"""

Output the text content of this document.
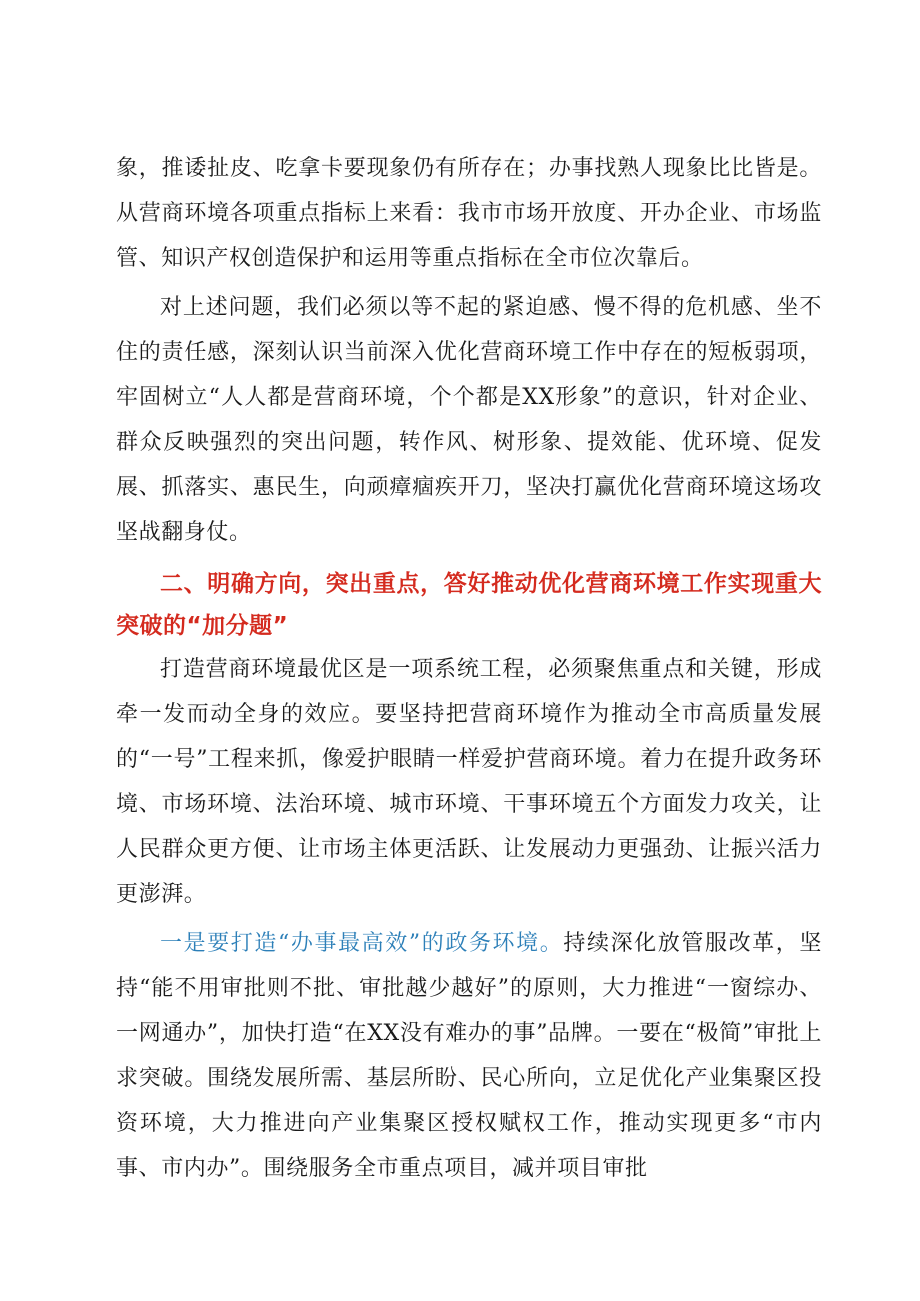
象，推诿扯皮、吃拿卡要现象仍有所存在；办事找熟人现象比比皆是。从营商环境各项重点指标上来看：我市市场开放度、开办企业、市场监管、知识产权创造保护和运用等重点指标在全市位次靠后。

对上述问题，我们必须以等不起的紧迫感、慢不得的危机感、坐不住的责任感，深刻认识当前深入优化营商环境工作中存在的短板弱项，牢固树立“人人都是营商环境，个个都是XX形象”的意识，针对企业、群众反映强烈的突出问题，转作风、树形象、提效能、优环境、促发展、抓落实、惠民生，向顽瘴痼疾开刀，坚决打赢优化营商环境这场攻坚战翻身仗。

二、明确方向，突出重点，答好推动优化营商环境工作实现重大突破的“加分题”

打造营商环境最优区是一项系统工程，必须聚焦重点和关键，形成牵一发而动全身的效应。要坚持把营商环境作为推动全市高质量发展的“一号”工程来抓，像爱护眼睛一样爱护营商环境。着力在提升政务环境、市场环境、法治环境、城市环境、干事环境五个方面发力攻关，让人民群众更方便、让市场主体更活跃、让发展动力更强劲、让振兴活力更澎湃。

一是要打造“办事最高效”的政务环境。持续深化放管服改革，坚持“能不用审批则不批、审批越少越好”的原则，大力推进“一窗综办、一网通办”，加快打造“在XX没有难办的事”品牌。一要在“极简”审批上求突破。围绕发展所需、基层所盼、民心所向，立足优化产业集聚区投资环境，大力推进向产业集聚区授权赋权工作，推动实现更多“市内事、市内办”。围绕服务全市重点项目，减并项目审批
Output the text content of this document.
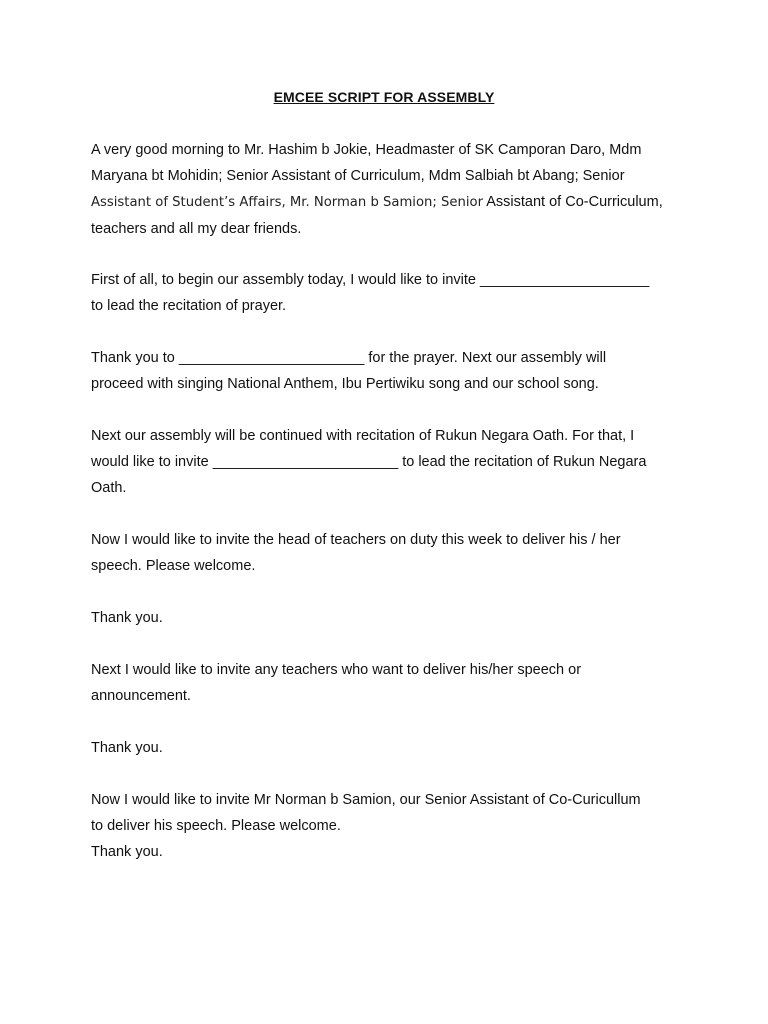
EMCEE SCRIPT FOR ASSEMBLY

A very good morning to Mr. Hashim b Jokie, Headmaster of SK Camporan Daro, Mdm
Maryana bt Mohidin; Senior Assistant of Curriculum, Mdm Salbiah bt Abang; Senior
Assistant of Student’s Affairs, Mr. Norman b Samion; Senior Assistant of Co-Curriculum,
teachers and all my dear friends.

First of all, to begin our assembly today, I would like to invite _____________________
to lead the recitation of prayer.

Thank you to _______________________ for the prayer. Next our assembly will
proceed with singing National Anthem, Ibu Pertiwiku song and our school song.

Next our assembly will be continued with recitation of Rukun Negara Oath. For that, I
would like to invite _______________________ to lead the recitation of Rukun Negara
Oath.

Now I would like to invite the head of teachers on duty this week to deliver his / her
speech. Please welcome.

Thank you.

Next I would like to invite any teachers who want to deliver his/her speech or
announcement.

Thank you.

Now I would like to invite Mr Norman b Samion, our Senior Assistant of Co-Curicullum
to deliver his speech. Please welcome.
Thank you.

"""

__WRITTEN REQUEST__. List all lines where "Assistant" occurs.

__ANSWER TO THE TASK__.
Maryana bt Mohidin; Senior Assistant of Curriculum, Mdm Salbiah bt Abang; Senior
Assistant of Student’s Affairs, Mr. Norman b Samion; Senior Assistant of Co-Curriculum,
Now I would like to invite Mr Norman b Samion, our Senior Assistant of Co-Curicullum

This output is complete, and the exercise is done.